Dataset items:
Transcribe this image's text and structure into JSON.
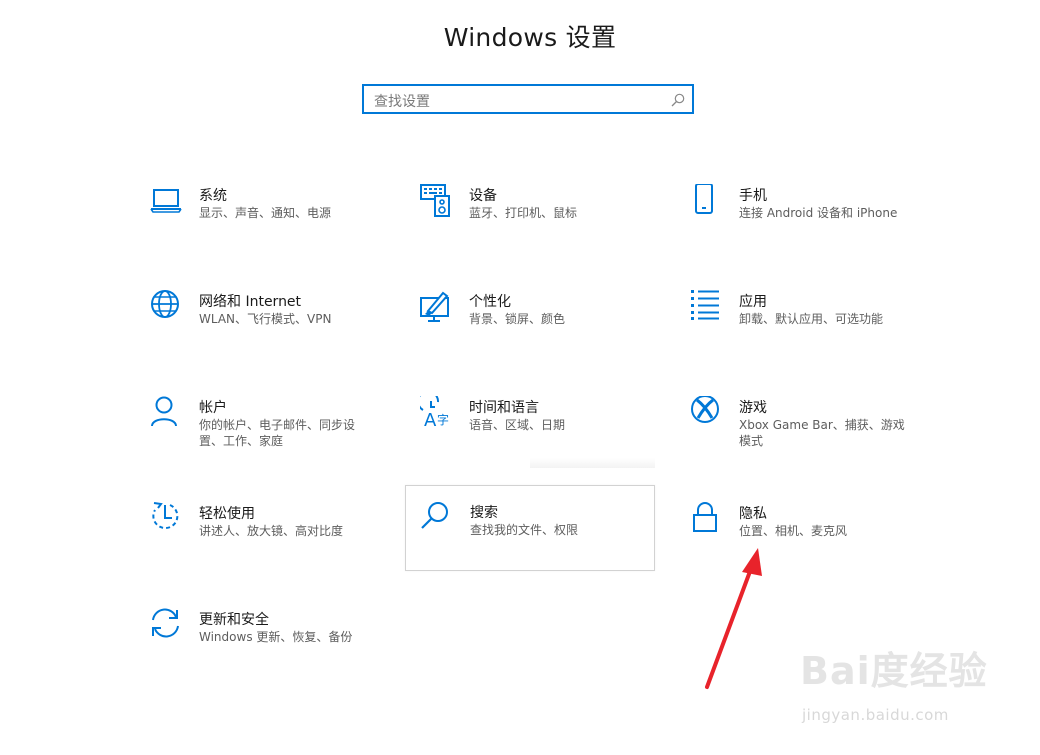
{
  "window": {
    "title": "Windows 设置"
  },
  "search": {
    "placeholder": "查找设置",
    "icon": "search-icon"
  },
  "accent_color": "#0078d7",
  "tiles": [
    {
      "name": "系统",
      "desc": "显示、声音、通知、电源",
      "icon": "laptop-icon"
    },
    {
      "name": "设备",
      "desc": "蓝牙、打印机、鼠标",
      "icon": "devices-icon"
    },
    {
      "name": "手机",
      "desc": "连接 Android 设备和 iPhone",
      "icon": "phone-icon"
    },
    {
      "name": "网络和 Internet",
      "desc": "WLAN、飞行模式、VPN",
      "icon": "globe-icon"
    },
    {
      "name": "个性化",
      "desc": "背景、锁屏、颜色",
      "icon": "personalization-icon"
    },
    {
      "name": "应用",
      "desc": "卸载、默认应用、可选功能",
      "icon": "apps-list-icon"
    },
    {
      "name": "帐户",
      "desc": "你的帐户、电子邮件、同步设置、工作、家庭",
      "icon": "person-icon"
    },
    {
      "name": "时间和语言",
      "desc": "语音、区域、日期",
      "icon": "time-language-icon"
    },
    {
      "name": "游戏",
      "desc": "Xbox Game Bar、捕获、游戏模式",
      "icon": "xbox-icon"
    },
    {
      "name": "轻松使用",
      "desc": "讲述人、放大镜、高对比度",
      "icon": "ease-of-access-icon"
    },
    {
      "name": "搜索",
      "desc": "查找我的文件、权限",
      "icon": "search-icon"
    },
    {
      "name": "隐私",
      "desc": "位置、相机、麦克风",
      "icon": "lock-icon"
    },
    {
      "name": "更新和安全",
      "desc": "Windows 更新、恢复、备份",
      "icon": "update-icon"
    }
  ],
  "watermark": {
    "brand": "Bai度经验",
    "url": "jingyan.baidu.com"
  }
}
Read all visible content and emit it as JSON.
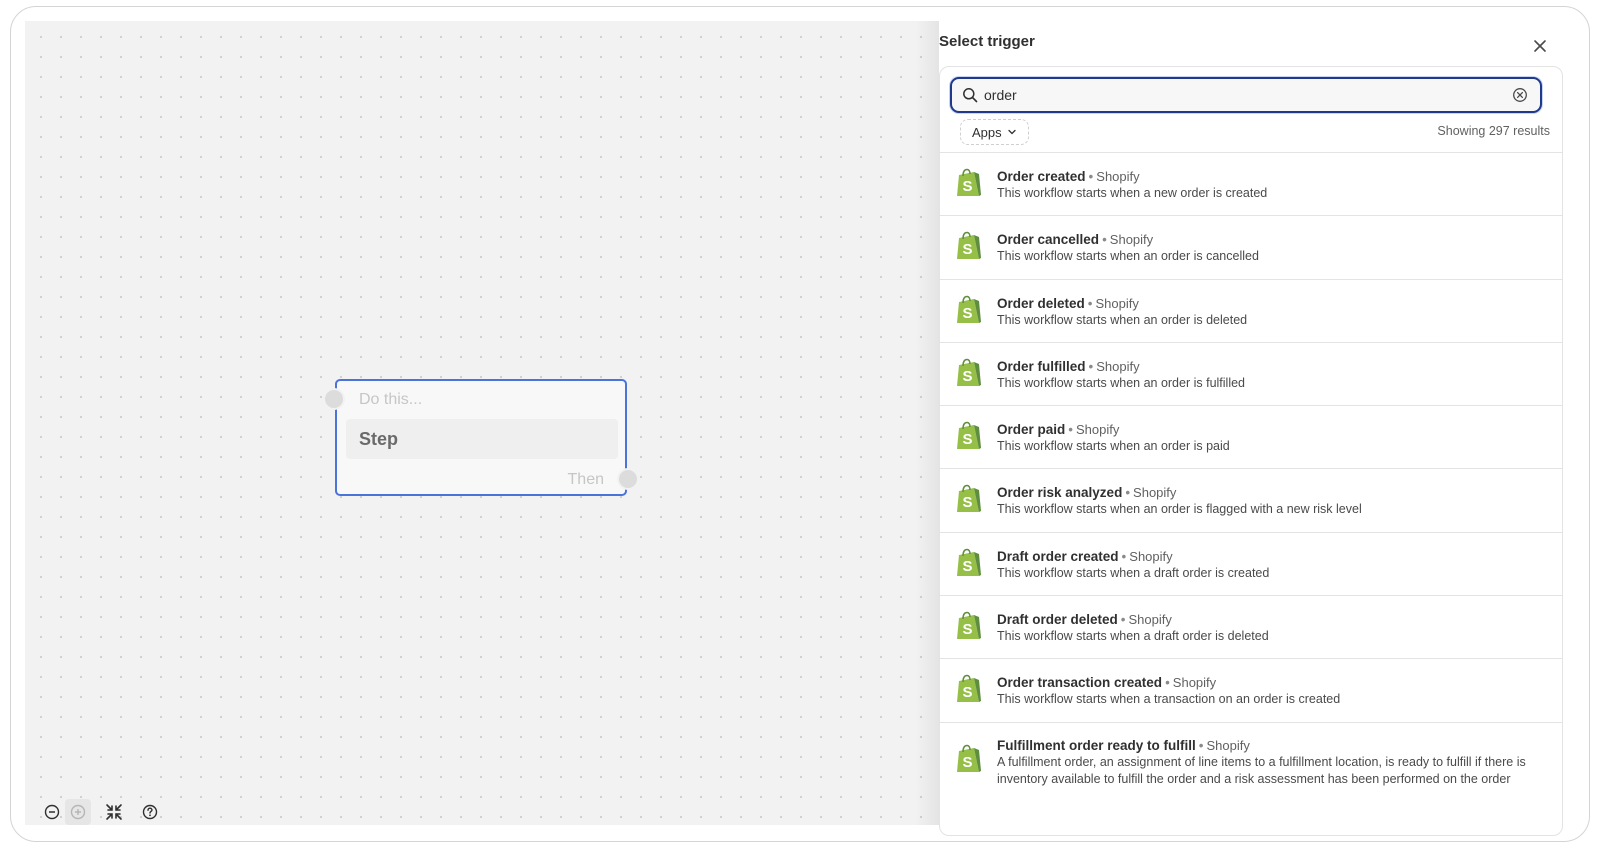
{
  "canvas": {
    "node": {
      "placeholder": "Do this...",
      "label": "Step",
      "then": "Then"
    }
  },
  "panel": {
    "title": "Select trigger",
    "search": {
      "value": "order",
      "placeholder": ""
    },
    "filter": {
      "apps_label": "Apps"
    },
    "results_count": "Showing 297 results",
    "items": [
      {
        "name": "Order created",
        "app": "Shopify",
        "desc": "This workflow starts when a new order is created"
      },
      {
        "name": "Order cancelled",
        "app": "Shopify",
        "desc": "This workflow starts when an order is cancelled"
      },
      {
        "name": "Order deleted",
        "app": "Shopify",
        "desc": "This workflow starts when an order is deleted"
      },
      {
        "name": "Order fulfilled",
        "app": "Shopify",
        "desc": "This workflow starts when an order is fulfilled"
      },
      {
        "name": "Order paid",
        "app": "Shopify",
        "desc": "This workflow starts when an order is paid"
      },
      {
        "name": "Order risk analyzed",
        "app": "Shopify",
        "desc": "This workflow starts when an order is flagged with a new risk level"
      },
      {
        "name": "Draft order created",
        "app": "Shopify",
        "desc": "This workflow starts when a draft order is created"
      },
      {
        "name": "Draft order deleted",
        "app": "Shopify",
        "desc": "This workflow starts when a draft order is deleted"
      },
      {
        "name": "Order transaction created",
        "app": "Shopify",
        "desc": "This workflow starts when a transaction on an order is created"
      },
      {
        "name": "Fulfillment order ready to fulfill",
        "app": "Shopify",
        "desc": "A fulfillment order, an assignment of line items to a fulfillment location, is ready to fulfill if there is inventory available to fulfill the order and a risk assessment has been performed on the order"
      }
    ],
    "separator": "•"
  },
  "icons": {
    "zoom_out": "zoom-out-icon",
    "zoom_in": "zoom-in-icon",
    "fit": "fit-view-icon",
    "help": "help-icon",
    "close": "close-icon",
    "search": "search-icon",
    "clear": "clear-icon",
    "chevron": "chevron-down-icon",
    "app_logo": "shopify-bag-icon"
  },
  "colors": {
    "accent": "#4a74d9",
    "search_border": "#1f3a8a",
    "shopify_green": "#95bf47"
  }
}
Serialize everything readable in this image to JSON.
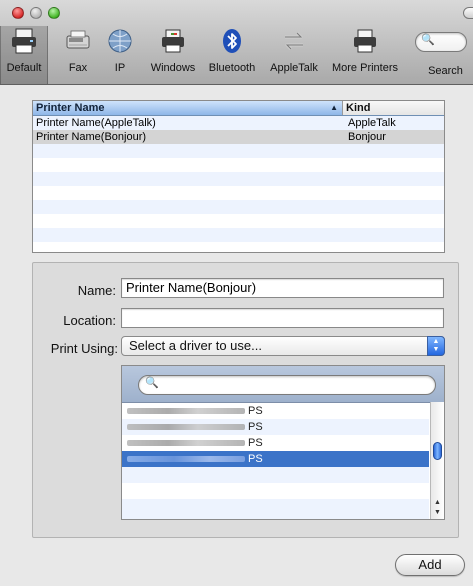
{
  "window": {
    "traffic_lights": [
      "close",
      "minimize",
      "zoom"
    ]
  },
  "toolbar": {
    "items": [
      {
        "label": "Default",
        "icon": "printer-icon",
        "selected": true
      },
      {
        "label": "Fax",
        "icon": "fax-icon",
        "selected": false
      },
      {
        "label": "IP",
        "icon": "globe-icon",
        "selected": false
      },
      {
        "label": "Windows",
        "icon": "windows-printer-icon",
        "selected": false
      },
      {
        "label": "Bluetooth",
        "icon": "bluetooth-icon",
        "selected": false
      },
      {
        "label": "AppleTalk",
        "icon": "appletalk-arrows-icon",
        "selected": false
      },
      {
        "label": "More Printers",
        "icon": "printer-icon",
        "selected": false
      }
    ],
    "search_label": "Search",
    "search_glyph": "🔍"
  },
  "printer_list": {
    "columns": {
      "name": "Printer Name",
      "kind": "Kind",
      "sort_indicator": "▲"
    },
    "rows": [
      {
        "name": "Printer Name(AppleTalk)",
        "kind": "AppleTalk",
        "selected": false
      },
      {
        "name": "Printer Name(Bonjour)",
        "kind": "Bonjour",
        "selected": true
      }
    ]
  },
  "form": {
    "name_label": "Name:",
    "name_value": "Printer Name(Bonjour)",
    "location_label": "Location:",
    "location_value": "",
    "print_using_label": "Print Using:",
    "print_using_value": "Select a driver to use..."
  },
  "drivers": {
    "search_glyph": "🔍",
    "rows": [
      {
        "suffix": "PS",
        "selected": false
      },
      {
        "suffix": "PS",
        "selected": false
      },
      {
        "suffix": "PS",
        "selected": false
      },
      {
        "suffix": "PS",
        "selected": true
      }
    ]
  },
  "add_button": "Add"
}
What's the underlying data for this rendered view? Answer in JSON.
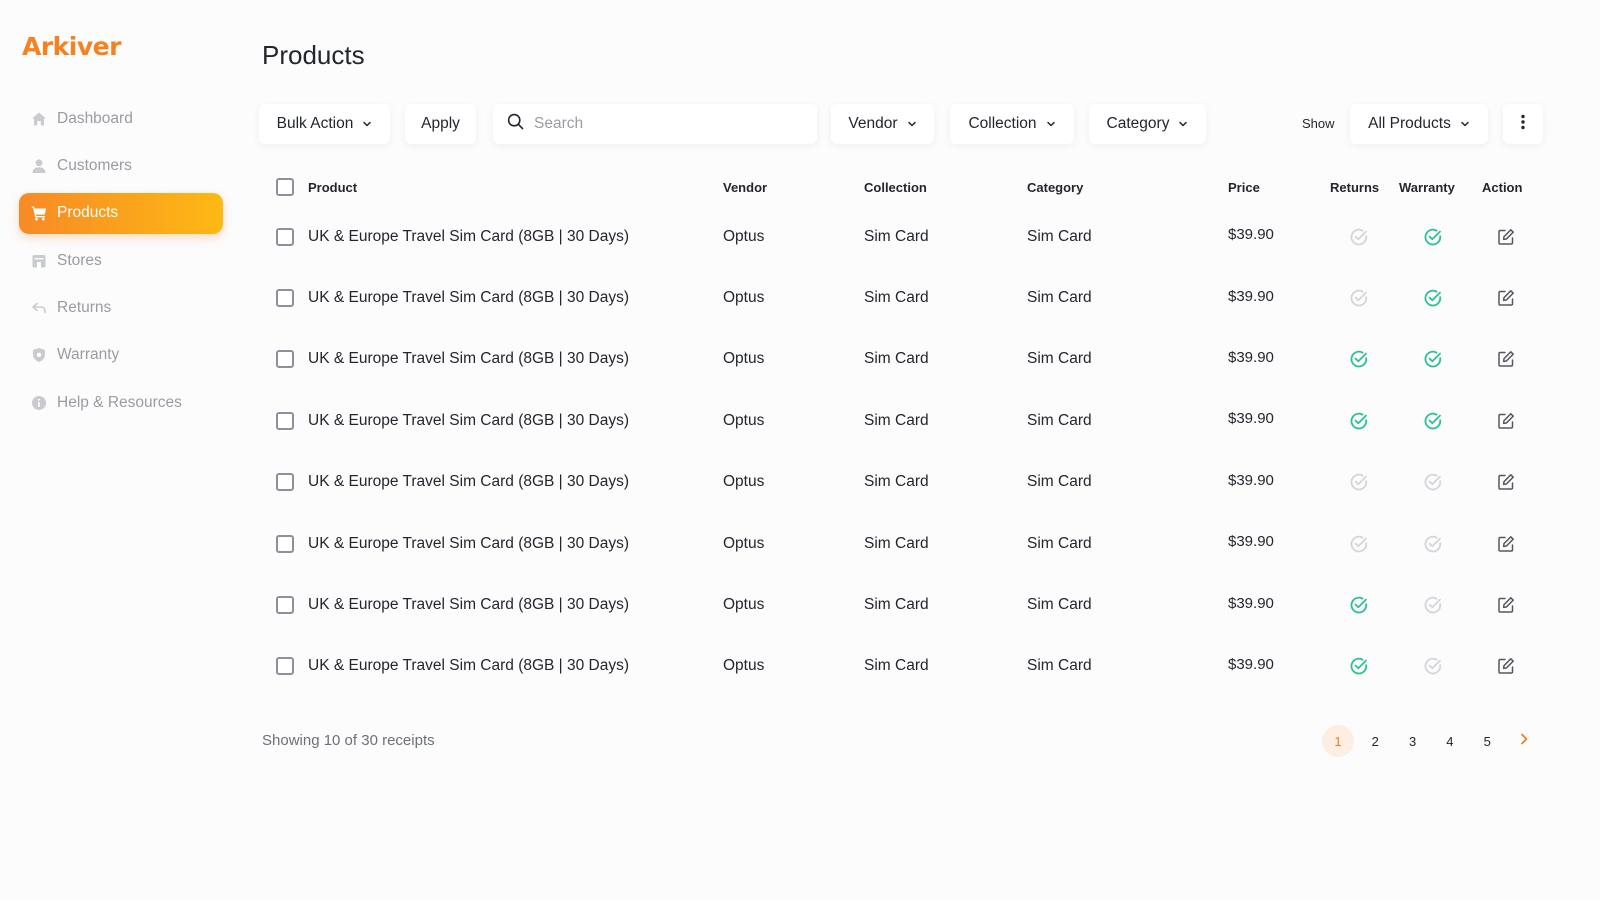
{
  "app": {
    "logo": "Arkiver",
    "brand_color": "#f58220",
    "accent_gradient": [
      "#f78a27",
      "#fdb913"
    ]
  },
  "sidebar": {
    "items": [
      {
        "label": "Dashboard",
        "icon": "home-icon",
        "active": false
      },
      {
        "label": "Customers",
        "icon": "user-icon",
        "active": false
      },
      {
        "label": "Products",
        "icon": "cart-icon",
        "active": true
      },
      {
        "label": "Stores",
        "icon": "store-icon",
        "active": false
      },
      {
        "label": "Returns",
        "icon": "return-arrow-icon",
        "active": false
      },
      {
        "label": "Warranty",
        "icon": "shield-icon",
        "active": false
      },
      {
        "label": "Help & Resources",
        "icon": "info-icon",
        "active": false
      }
    ]
  },
  "header": {
    "title": "Products"
  },
  "toolbar": {
    "bulk_action": "Bulk Action",
    "apply": "Apply",
    "search_placeholder": "Search",
    "search_value": "",
    "vendor": "Vendor",
    "collection": "Collection",
    "category": "Category",
    "show_label": "Show",
    "show_value": "All Products"
  },
  "table": {
    "headers": {
      "product": "Product",
      "vendor": "Vendor",
      "collection": "Collection",
      "category": "Category",
      "price": "Price",
      "returns": "Returns",
      "warranty": "Warranty",
      "action": "Action"
    },
    "rows": [
      {
        "product": "UK & Europe Travel Sim Card (8GB | 30 Days)",
        "vendor": "Optus",
        "collection": "Sim Card",
        "category": "Sim Card",
        "price": "$39.90",
        "returns": false,
        "warranty": true
      },
      {
        "product": "UK & Europe Travel Sim Card (8GB | 30 Days)",
        "vendor": "Optus",
        "collection": "Sim Card",
        "category": "Sim Card",
        "price": "$39.90",
        "returns": false,
        "warranty": true
      },
      {
        "product": "UK & Europe Travel Sim Card (8GB | 30 Days)",
        "vendor": "Optus",
        "collection": "Sim Card",
        "category": "Sim Card",
        "price": "$39.90",
        "returns": true,
        "warranty": true
      },
      {
        "product": "UK & Europe Travel Sim Card (8GB | 30 Days)",
        "vendor": "Optus",
        "collection": "Sim Card",
        "category": "Sim Card",
        "price": "$39.90",
        "returns": true,
        "warranty": true
      },
      {
        "product": "UK & Europe Travel Sim Card (8GB | 30 Days)",
        "vendor": "Optus",
        "collection": "Sim Card",
        "category": "Sim Card",
        "price": "$39.90",
        "returns": false,
        "warranty": false
      },
      {
        "product": "UK & Europe Travel Sim Card (8GB | 30 Days)",
        "vendor": "Optus",
        "collection": "Sim Card",
        "category": "Sim Card",
        "price": "$39.90",
        "returns": false,
        "warranty": false
      },
      {
        "product": "UK & Europe Travel Sim Card (8GB | 30 Days)",
        "vendor": "Optus",
        "collection": "Sim Card",
        "category": "Sim Card",
        "price": "$39.90",
        "returns": true,
        "warranty": false
      },
      {
        "product": "UK & Europe Travel Sim Card (8GB | 30 Days)",
        "vendor": "Optus",
        "collection": "Sim Card",
        "category": "Sim Card",
        "price": "$39.90",
        "returns": true,
        "warranty": false
      }
    ]
  },
  "footer": {
    "showing": "Showing 10 of 30 receipts",
    "pages": [
      "1",
      "2",
      "3",
      "4",
      "5"
    ],
    "current_page": "1"
  },
  "colors": {
    "check_on": "#2cc28f",
    "check_off": "#d3d5da",
    "page_active_bg": "#fdeee2",
    "page_active_text": "#f07c1c"
  }
}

### Instruction:
Collect the lines that hold "JSON".

### Response to this exercise:
Transcribe this image's text and structure into JSON.
Read all visible content and emit it as JSON.
Serialize everything readable in this image to JSON.
What's the underlying data for this rendered view? Answer in JSON.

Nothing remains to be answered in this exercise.